▶ [OBJECTIVE] Extract the lines that carry the string "type" from the listing.

▶ [MATERIAL]
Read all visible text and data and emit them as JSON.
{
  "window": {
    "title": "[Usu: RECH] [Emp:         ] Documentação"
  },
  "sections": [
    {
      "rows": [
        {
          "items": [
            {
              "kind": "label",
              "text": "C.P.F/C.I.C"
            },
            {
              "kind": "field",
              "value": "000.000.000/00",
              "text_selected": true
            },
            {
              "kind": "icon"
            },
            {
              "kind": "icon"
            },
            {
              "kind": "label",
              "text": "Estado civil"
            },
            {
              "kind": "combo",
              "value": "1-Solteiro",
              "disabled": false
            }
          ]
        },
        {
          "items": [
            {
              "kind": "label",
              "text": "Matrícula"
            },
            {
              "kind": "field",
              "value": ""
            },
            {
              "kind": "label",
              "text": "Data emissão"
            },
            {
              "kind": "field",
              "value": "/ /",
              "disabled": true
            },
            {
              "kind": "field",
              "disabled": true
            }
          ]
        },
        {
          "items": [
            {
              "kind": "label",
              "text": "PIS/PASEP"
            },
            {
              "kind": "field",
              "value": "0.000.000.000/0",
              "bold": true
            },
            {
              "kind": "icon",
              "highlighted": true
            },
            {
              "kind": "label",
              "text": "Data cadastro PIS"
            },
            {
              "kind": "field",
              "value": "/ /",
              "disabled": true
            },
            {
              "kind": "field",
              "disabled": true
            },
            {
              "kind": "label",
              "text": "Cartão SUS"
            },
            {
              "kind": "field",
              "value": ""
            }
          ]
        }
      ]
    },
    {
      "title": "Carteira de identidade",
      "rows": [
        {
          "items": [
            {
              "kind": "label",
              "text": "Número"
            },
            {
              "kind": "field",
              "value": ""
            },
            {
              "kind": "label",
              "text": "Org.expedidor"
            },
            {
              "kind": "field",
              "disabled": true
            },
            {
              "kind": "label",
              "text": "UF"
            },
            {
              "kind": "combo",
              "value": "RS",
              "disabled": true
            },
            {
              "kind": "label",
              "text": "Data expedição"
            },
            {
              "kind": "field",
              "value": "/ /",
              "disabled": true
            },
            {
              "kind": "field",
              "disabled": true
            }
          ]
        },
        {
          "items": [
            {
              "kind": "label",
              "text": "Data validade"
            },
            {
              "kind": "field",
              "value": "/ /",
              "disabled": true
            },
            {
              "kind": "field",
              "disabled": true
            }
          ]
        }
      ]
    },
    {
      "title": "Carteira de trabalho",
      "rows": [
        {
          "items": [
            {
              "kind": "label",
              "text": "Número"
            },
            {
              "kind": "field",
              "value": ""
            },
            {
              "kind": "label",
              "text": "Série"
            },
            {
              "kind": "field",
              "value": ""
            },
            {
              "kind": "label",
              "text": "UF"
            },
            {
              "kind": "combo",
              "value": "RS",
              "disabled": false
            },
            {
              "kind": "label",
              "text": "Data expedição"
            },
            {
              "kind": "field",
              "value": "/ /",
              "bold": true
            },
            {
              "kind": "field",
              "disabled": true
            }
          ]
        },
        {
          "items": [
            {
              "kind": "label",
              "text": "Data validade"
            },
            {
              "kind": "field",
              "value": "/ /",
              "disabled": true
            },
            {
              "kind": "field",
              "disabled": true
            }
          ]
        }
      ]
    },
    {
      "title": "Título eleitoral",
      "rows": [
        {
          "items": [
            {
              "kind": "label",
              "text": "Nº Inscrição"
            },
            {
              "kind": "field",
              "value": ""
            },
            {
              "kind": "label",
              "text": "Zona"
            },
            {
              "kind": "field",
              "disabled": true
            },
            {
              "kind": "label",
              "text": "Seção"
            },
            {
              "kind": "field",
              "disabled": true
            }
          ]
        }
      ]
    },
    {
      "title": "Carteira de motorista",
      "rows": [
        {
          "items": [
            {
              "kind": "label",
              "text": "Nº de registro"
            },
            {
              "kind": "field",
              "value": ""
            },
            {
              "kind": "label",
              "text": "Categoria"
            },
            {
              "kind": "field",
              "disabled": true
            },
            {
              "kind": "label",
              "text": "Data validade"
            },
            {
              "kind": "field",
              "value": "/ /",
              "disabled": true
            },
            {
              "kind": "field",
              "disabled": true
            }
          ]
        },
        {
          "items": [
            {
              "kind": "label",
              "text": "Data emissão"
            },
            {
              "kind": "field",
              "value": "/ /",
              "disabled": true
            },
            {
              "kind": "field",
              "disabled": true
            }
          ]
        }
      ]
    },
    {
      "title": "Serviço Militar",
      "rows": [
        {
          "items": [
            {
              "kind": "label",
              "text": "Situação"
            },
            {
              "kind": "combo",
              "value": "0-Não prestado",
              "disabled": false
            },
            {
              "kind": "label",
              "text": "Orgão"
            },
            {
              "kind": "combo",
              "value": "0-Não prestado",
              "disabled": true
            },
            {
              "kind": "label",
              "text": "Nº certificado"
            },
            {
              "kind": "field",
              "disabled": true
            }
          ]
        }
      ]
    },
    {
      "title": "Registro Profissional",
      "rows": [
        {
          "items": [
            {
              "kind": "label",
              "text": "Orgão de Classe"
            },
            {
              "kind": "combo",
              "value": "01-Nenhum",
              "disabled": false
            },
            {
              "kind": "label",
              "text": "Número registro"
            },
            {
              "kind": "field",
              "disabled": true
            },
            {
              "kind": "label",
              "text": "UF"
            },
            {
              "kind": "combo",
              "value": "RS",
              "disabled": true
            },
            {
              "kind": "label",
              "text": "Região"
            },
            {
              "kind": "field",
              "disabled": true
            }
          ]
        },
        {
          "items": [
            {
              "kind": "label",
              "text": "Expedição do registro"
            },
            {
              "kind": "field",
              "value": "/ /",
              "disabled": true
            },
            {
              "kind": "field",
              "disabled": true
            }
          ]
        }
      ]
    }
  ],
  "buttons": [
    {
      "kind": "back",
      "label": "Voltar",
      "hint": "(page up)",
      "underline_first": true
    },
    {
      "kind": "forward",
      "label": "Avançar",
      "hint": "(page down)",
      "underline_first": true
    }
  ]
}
* * *
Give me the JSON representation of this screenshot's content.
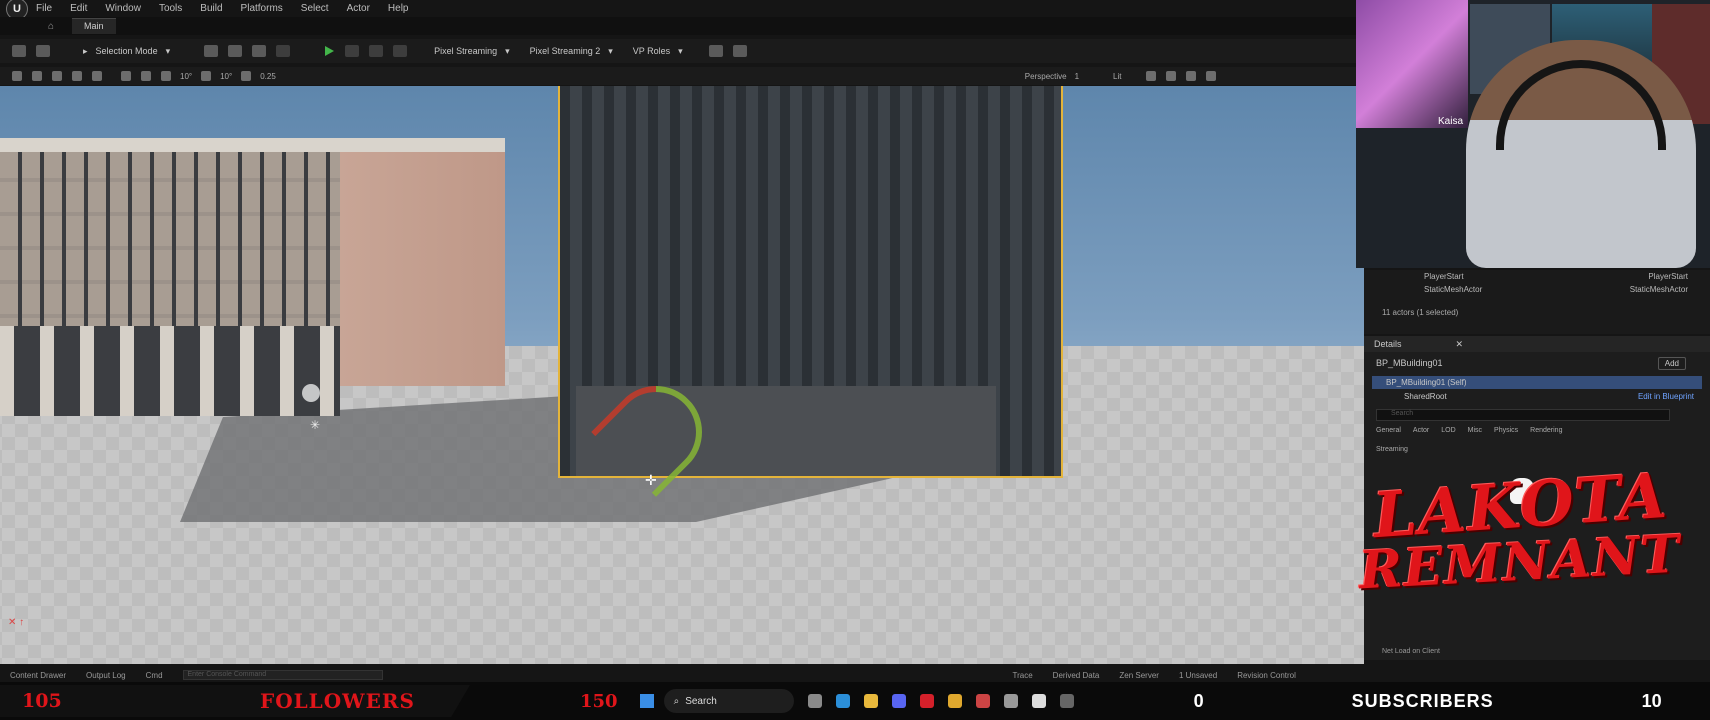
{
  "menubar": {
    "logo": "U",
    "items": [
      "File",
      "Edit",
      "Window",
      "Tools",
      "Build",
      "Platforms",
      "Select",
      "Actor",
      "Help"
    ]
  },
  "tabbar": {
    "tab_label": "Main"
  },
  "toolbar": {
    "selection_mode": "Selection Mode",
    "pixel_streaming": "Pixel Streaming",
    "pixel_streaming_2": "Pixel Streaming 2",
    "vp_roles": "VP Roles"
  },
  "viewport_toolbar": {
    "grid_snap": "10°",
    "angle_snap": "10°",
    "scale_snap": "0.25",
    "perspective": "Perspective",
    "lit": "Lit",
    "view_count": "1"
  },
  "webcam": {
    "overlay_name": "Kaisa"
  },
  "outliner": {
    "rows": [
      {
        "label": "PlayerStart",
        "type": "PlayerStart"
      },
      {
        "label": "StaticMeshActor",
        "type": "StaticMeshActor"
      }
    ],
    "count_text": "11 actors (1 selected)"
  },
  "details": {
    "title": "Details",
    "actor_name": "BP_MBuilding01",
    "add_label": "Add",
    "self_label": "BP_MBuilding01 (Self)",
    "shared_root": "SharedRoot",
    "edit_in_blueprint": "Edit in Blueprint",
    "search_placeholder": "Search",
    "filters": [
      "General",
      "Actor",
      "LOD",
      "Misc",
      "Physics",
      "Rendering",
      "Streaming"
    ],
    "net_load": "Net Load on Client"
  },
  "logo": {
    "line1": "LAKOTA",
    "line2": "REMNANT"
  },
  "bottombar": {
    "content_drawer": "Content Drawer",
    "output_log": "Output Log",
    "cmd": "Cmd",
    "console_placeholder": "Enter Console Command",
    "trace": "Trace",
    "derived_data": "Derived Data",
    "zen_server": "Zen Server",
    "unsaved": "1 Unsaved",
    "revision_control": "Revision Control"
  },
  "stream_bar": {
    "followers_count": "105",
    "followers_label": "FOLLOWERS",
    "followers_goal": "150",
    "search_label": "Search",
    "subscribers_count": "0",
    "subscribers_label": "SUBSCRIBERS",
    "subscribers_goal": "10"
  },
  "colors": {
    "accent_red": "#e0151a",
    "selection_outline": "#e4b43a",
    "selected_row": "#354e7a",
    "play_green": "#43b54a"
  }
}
---
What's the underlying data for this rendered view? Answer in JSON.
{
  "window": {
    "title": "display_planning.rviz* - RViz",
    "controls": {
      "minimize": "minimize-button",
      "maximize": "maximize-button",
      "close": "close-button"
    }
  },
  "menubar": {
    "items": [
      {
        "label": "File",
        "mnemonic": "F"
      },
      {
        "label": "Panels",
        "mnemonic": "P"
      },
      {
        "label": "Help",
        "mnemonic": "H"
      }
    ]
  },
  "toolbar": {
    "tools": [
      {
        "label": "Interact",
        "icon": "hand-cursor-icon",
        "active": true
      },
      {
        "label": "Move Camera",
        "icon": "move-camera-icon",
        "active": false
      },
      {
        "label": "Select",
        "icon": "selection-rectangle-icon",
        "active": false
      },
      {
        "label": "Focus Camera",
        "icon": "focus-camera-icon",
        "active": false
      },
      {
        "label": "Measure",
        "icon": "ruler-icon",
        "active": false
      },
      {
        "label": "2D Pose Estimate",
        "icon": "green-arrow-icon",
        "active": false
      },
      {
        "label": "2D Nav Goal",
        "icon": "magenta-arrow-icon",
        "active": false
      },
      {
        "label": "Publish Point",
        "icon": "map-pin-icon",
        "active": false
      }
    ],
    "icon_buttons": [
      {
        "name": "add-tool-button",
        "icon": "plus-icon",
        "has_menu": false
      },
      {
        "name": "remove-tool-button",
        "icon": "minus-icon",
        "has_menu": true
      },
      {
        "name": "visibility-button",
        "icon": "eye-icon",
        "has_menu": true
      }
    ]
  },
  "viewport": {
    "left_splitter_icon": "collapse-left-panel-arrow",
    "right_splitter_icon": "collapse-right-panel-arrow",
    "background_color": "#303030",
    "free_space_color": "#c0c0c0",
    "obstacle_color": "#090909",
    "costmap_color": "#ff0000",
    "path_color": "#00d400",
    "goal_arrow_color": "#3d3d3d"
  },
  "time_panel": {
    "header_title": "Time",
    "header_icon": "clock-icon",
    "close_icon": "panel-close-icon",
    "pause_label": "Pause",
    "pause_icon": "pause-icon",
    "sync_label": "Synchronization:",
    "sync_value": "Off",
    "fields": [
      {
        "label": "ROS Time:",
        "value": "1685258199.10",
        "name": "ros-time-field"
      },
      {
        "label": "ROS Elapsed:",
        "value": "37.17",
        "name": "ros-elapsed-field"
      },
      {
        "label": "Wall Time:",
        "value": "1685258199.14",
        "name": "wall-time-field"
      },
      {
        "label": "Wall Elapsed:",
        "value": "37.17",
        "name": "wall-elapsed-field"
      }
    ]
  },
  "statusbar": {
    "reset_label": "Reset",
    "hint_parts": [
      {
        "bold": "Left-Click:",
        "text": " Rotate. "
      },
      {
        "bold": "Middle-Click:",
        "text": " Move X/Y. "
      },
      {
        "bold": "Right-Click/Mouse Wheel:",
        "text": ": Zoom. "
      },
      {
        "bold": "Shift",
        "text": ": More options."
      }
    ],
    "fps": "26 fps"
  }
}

▶ [SOLUTION FOR THIS PROBLEM]
        "type": "PlayerStart"
        "type": "StaticMeshActor"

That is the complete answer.